Goal
Count the lines below that contain the word "screenshot". Give only the number.

Entries shown

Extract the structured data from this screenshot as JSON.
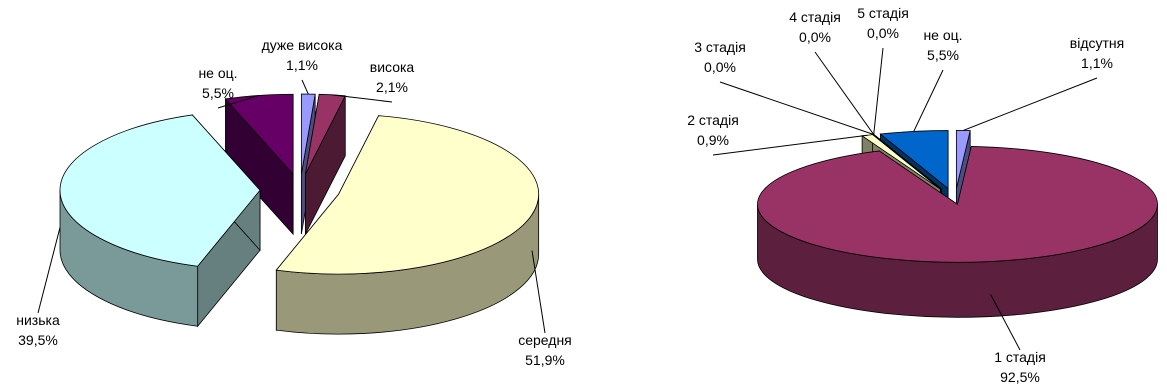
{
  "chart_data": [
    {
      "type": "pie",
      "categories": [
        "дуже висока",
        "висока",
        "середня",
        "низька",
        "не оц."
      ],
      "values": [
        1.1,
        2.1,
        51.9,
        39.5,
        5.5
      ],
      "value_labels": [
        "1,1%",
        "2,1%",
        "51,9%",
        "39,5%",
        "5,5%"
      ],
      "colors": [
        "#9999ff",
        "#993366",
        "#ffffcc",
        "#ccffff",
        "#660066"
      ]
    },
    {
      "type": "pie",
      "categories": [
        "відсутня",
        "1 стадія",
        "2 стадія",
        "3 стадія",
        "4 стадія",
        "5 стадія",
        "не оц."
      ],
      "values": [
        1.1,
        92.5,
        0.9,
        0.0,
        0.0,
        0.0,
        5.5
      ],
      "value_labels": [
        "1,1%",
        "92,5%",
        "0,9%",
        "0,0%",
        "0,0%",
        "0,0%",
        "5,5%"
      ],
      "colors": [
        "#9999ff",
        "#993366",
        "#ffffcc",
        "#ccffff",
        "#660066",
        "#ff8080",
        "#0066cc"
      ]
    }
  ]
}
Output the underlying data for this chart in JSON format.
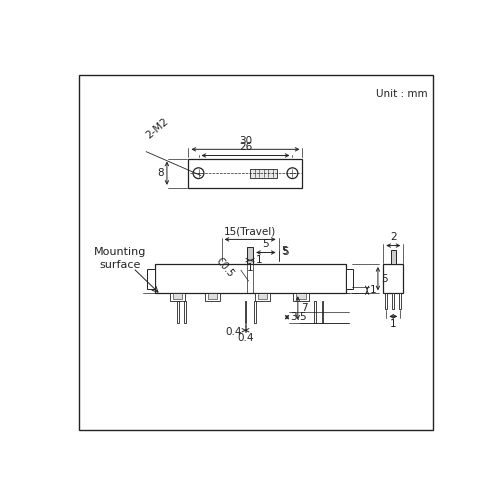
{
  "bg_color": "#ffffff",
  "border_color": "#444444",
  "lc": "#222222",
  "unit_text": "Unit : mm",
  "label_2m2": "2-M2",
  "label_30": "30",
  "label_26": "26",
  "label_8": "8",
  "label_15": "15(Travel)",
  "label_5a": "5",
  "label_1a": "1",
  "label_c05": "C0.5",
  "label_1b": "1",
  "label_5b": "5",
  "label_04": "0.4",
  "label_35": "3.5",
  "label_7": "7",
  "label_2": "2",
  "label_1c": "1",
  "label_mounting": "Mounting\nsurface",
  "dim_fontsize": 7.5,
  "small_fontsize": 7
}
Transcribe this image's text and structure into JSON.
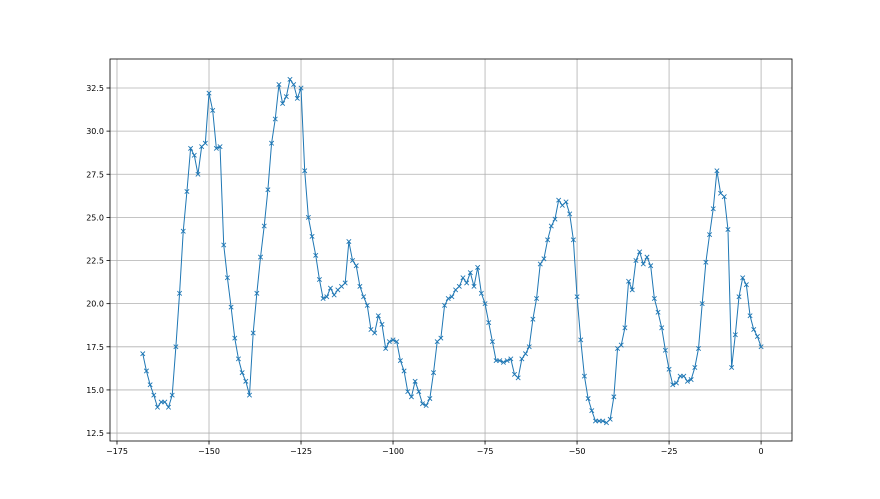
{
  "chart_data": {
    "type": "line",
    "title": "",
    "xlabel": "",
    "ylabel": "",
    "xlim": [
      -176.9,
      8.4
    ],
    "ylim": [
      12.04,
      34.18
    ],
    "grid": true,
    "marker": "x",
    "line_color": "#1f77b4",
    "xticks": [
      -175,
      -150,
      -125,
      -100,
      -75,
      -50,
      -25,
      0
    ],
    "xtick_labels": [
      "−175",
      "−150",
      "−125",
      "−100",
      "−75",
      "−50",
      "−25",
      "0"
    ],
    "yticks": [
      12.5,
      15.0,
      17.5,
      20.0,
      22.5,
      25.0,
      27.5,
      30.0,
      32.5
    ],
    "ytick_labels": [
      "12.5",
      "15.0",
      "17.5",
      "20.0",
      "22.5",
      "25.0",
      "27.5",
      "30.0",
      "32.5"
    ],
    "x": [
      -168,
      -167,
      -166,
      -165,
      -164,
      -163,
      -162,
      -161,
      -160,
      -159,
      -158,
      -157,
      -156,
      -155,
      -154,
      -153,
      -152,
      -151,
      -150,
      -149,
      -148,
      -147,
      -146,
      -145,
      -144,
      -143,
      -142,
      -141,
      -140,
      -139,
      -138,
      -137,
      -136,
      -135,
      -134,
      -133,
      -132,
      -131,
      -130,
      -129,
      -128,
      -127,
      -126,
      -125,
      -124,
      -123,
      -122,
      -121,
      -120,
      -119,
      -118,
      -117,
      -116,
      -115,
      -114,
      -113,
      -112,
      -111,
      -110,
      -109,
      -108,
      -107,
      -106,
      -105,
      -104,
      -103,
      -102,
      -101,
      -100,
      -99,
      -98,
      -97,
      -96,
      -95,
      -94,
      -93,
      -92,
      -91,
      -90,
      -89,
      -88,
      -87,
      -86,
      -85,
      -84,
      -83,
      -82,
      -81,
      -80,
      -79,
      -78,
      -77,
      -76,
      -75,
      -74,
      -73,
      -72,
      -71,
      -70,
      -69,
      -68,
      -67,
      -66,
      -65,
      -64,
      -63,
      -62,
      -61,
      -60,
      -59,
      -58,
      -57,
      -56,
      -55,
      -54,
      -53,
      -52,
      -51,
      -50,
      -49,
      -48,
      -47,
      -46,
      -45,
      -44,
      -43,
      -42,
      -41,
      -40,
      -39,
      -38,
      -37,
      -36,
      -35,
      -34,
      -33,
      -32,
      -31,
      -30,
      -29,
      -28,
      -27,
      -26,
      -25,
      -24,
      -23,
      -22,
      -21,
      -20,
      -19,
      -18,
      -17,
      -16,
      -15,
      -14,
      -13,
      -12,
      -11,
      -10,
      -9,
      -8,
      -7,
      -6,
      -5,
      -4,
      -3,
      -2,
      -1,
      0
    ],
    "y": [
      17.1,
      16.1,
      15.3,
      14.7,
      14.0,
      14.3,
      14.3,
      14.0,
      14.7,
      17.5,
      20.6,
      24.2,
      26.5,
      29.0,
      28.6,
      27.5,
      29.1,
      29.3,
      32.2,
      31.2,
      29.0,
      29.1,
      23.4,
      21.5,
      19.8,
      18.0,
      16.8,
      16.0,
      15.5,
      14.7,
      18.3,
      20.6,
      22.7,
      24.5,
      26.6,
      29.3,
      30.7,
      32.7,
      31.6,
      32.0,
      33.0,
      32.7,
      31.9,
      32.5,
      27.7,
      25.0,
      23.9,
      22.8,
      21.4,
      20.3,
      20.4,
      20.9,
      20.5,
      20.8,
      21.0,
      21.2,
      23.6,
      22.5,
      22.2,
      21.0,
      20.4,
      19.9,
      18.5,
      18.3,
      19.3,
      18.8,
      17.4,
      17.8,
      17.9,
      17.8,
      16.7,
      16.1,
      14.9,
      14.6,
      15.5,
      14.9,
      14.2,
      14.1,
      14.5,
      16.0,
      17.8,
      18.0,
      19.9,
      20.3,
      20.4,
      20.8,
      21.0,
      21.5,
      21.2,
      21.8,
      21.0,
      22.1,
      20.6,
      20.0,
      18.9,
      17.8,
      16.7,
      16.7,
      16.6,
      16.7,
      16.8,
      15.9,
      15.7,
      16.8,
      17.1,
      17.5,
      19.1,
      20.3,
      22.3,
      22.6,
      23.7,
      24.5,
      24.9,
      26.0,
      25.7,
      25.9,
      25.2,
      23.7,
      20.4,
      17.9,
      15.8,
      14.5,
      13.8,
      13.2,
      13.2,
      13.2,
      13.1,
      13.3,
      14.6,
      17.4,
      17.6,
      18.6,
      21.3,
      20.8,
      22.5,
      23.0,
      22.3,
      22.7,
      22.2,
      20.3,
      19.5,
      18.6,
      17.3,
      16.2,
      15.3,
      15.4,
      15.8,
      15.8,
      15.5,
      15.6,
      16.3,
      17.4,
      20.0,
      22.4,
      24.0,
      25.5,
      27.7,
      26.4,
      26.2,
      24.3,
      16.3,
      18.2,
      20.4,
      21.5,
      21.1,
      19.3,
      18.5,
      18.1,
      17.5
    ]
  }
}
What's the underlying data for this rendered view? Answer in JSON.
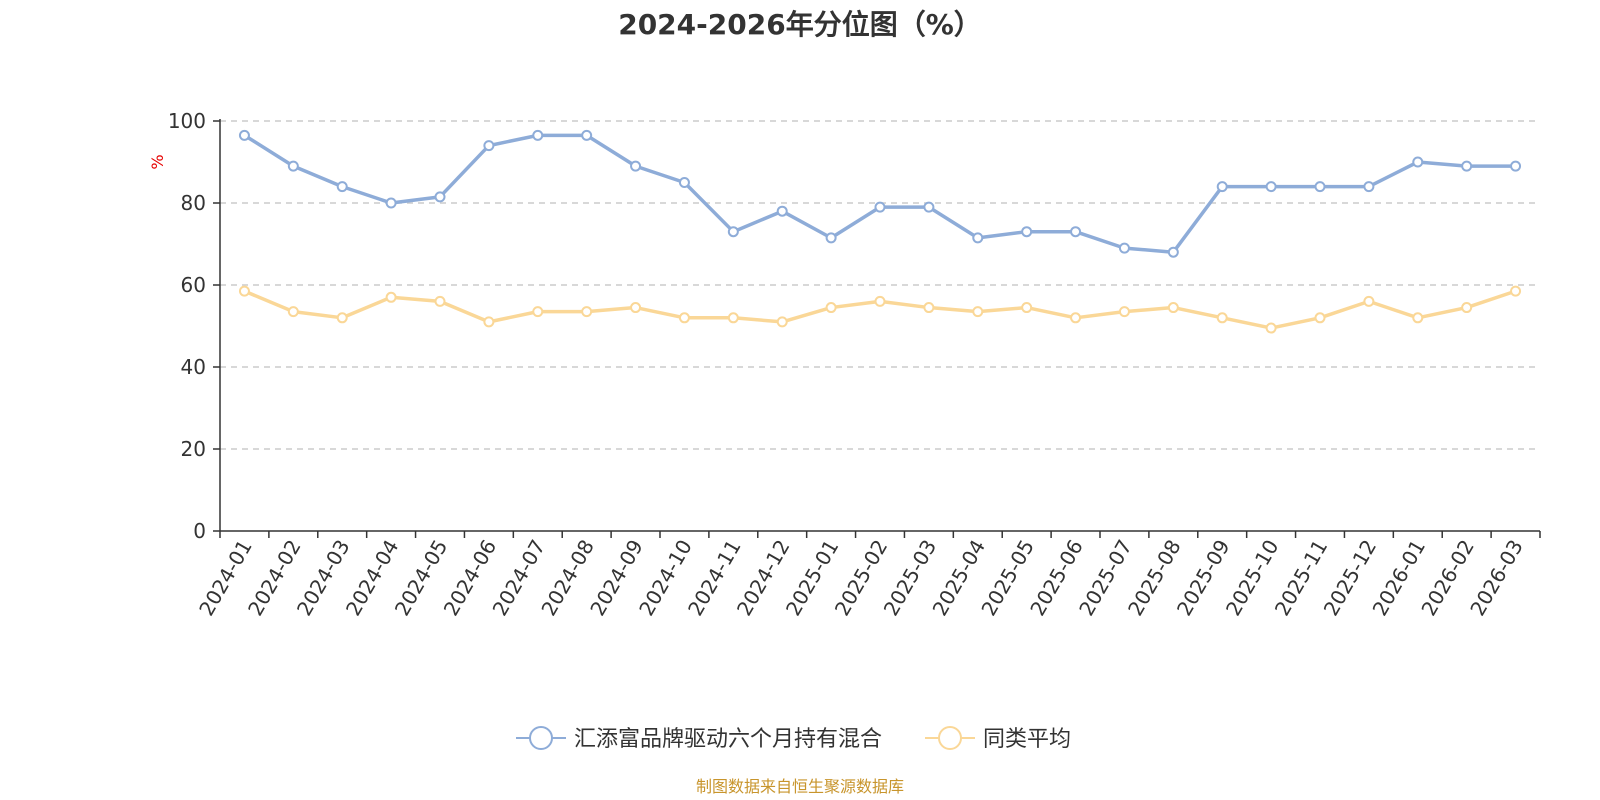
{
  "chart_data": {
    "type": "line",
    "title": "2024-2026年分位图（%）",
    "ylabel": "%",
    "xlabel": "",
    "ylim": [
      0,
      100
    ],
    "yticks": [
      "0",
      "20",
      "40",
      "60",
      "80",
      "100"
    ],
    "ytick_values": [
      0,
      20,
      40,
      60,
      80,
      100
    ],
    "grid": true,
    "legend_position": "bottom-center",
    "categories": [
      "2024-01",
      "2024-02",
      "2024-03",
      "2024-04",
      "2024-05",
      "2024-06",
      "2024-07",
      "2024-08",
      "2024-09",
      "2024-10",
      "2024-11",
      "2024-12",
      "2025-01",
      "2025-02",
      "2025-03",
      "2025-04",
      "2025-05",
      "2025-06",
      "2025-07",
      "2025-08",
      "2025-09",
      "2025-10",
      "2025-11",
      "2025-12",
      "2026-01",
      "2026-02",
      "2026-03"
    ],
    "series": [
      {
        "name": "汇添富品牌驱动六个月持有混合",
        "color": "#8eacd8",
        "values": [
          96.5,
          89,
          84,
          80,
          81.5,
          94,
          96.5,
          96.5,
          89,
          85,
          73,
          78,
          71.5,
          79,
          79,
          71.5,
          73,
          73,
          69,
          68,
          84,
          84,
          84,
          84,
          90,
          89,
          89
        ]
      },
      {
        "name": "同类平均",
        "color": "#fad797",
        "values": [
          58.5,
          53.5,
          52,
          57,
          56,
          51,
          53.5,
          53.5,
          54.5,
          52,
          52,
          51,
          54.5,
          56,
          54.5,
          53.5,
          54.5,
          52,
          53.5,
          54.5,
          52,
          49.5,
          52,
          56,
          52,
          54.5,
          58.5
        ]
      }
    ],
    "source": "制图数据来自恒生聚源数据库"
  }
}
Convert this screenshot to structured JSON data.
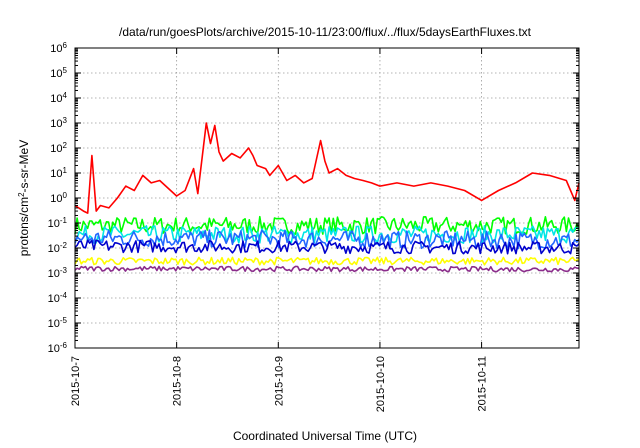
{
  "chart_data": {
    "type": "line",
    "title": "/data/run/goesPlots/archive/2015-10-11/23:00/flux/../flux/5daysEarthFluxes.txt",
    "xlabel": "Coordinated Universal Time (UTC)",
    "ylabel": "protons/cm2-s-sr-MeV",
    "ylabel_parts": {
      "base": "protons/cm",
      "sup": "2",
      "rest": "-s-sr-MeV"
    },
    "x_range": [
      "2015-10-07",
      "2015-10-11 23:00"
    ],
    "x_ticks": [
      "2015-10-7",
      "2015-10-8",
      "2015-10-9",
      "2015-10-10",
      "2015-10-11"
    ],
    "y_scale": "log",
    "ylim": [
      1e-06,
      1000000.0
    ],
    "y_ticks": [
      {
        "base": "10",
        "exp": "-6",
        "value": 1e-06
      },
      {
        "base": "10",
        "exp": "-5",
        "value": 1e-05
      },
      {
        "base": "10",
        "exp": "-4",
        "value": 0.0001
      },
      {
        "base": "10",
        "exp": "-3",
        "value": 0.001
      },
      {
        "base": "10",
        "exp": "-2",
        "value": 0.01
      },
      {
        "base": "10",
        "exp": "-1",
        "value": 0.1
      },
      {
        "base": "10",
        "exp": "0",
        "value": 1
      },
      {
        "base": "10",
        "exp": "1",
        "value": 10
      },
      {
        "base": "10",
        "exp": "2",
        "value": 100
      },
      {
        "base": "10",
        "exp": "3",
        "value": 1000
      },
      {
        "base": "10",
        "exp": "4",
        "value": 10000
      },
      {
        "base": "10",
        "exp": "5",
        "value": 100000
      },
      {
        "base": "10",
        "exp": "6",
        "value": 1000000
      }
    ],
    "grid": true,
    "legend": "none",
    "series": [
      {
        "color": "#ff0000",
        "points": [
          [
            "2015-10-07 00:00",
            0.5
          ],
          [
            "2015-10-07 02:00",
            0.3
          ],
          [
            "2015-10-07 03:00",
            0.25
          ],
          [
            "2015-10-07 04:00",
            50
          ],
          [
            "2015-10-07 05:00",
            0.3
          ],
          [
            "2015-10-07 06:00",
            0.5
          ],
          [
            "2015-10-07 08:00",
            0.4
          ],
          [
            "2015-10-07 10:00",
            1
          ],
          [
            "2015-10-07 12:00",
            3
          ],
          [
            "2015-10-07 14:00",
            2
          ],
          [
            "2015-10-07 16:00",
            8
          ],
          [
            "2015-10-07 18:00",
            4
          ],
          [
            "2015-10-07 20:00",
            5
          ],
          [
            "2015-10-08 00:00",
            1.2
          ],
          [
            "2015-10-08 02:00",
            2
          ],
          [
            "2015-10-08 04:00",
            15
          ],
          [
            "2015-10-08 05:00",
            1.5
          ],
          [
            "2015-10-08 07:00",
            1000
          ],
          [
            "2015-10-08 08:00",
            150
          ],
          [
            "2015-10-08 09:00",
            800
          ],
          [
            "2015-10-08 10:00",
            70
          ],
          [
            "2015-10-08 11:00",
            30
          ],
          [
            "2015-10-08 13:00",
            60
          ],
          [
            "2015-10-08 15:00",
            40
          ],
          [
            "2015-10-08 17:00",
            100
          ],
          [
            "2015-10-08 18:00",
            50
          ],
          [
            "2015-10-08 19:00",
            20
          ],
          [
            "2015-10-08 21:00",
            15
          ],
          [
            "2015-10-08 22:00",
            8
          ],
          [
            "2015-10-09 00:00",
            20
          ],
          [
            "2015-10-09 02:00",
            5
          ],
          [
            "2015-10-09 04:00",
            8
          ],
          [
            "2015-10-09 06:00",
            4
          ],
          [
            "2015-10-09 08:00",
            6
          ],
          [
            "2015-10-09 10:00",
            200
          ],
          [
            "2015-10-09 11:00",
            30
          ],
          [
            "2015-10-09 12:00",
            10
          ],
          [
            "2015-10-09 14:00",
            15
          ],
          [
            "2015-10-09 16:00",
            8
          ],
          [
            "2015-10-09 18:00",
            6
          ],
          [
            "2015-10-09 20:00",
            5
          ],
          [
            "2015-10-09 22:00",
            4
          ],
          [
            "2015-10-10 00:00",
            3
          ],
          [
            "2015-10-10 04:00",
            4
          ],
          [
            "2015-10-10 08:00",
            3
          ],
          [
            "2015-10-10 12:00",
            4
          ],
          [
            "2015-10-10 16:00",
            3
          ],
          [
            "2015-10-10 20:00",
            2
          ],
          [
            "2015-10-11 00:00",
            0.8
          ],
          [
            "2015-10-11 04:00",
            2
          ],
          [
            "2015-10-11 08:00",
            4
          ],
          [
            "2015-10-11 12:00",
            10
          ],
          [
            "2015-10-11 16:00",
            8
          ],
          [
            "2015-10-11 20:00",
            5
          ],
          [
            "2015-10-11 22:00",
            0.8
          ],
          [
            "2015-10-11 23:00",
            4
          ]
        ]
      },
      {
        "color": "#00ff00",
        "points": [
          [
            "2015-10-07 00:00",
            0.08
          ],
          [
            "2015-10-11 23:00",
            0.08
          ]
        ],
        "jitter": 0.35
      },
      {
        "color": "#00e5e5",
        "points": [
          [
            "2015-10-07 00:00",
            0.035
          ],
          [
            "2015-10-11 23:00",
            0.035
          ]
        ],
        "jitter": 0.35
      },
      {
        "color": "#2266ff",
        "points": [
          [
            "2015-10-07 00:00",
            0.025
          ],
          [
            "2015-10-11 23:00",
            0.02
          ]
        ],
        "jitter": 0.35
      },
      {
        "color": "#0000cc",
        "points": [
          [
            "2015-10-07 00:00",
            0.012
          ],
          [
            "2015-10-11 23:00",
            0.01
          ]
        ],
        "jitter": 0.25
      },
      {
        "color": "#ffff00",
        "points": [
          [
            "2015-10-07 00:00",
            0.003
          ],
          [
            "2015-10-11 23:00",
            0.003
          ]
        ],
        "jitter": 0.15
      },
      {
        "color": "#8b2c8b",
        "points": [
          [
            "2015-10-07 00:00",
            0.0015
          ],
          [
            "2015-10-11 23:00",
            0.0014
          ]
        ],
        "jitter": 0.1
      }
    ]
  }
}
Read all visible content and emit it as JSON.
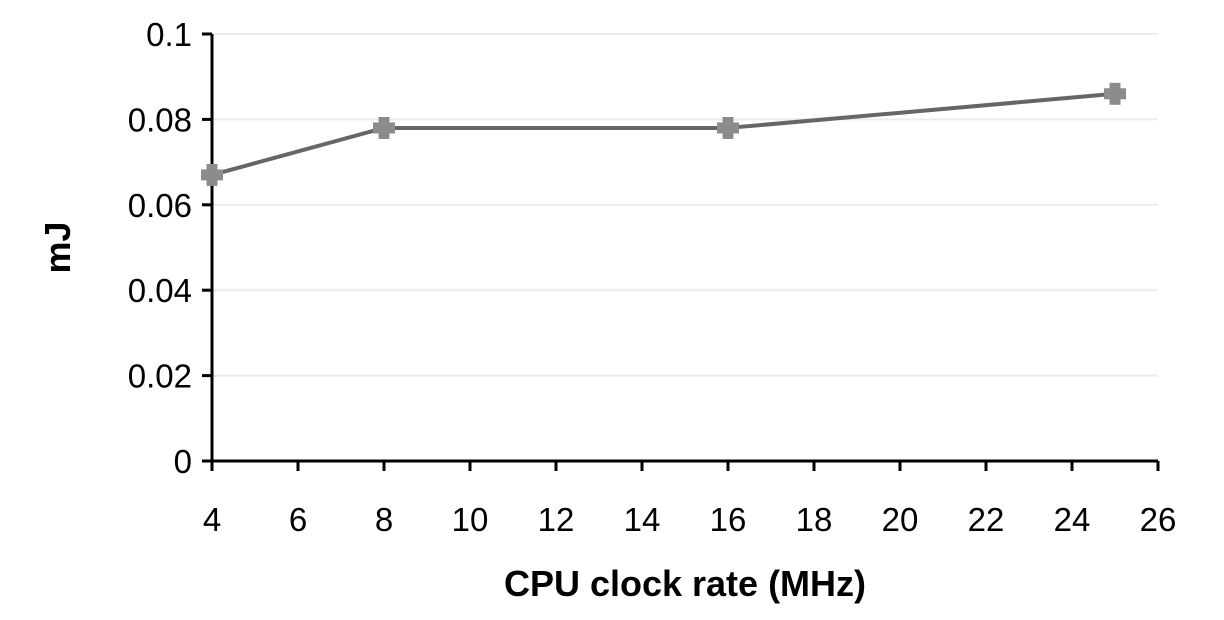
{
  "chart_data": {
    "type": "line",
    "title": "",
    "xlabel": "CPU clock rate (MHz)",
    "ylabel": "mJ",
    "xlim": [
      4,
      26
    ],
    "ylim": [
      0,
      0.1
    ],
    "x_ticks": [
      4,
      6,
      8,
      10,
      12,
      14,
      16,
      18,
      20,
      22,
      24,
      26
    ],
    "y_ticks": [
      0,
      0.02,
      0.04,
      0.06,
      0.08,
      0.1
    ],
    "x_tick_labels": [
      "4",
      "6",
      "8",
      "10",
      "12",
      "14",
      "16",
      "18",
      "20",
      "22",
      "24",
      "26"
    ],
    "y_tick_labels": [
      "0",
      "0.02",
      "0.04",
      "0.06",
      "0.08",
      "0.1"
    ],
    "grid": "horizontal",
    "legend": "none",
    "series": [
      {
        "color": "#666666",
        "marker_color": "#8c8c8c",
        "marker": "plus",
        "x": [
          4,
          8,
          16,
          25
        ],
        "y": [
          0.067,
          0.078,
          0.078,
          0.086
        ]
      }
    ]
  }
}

Result for this exercise
2